[START]

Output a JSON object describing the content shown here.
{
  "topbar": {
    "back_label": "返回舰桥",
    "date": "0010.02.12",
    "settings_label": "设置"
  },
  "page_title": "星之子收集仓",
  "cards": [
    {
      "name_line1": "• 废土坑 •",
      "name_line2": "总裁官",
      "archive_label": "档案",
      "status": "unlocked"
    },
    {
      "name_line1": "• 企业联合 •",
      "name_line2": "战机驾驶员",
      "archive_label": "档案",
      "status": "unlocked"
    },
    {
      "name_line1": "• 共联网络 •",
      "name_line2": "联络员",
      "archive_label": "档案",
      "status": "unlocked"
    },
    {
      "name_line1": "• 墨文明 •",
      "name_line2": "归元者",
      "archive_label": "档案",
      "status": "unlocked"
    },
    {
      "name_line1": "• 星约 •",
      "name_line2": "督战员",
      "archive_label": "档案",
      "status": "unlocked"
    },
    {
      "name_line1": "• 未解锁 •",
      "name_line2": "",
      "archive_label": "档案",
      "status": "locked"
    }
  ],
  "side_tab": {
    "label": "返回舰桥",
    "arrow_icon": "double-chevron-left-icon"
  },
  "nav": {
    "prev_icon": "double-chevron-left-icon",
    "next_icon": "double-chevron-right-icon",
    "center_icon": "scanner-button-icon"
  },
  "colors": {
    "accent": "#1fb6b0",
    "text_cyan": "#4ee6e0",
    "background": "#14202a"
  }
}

[END]
[START]

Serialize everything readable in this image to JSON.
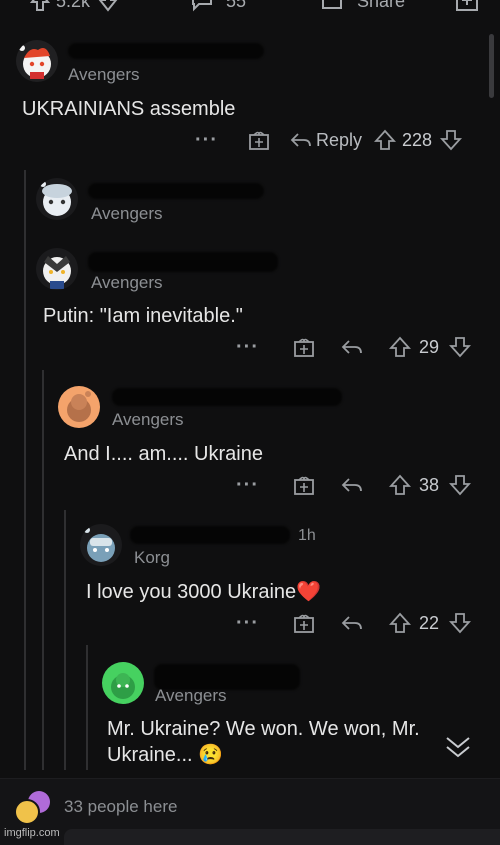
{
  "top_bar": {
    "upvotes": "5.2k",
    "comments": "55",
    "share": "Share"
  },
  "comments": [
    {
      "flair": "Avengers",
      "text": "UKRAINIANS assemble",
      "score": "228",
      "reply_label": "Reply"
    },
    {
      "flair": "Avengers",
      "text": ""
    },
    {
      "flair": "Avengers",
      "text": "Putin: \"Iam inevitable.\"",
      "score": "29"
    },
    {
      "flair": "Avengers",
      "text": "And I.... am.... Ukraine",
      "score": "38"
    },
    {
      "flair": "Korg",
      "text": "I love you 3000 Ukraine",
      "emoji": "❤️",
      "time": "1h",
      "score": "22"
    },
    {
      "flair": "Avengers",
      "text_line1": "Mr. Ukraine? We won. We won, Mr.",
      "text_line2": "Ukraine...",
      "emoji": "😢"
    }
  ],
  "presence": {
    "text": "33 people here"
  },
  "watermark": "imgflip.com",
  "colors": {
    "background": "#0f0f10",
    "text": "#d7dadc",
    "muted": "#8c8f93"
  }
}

[END]

Objective ▸
Go through the material line by line. Show each line that contains the string "chevron".

Response ▸
    "arrow_icon": "double-chevron-left-icon"
    "prev_icon": "double-chevron-left-icon",
    "next_icon": "double-chevron-right-icon",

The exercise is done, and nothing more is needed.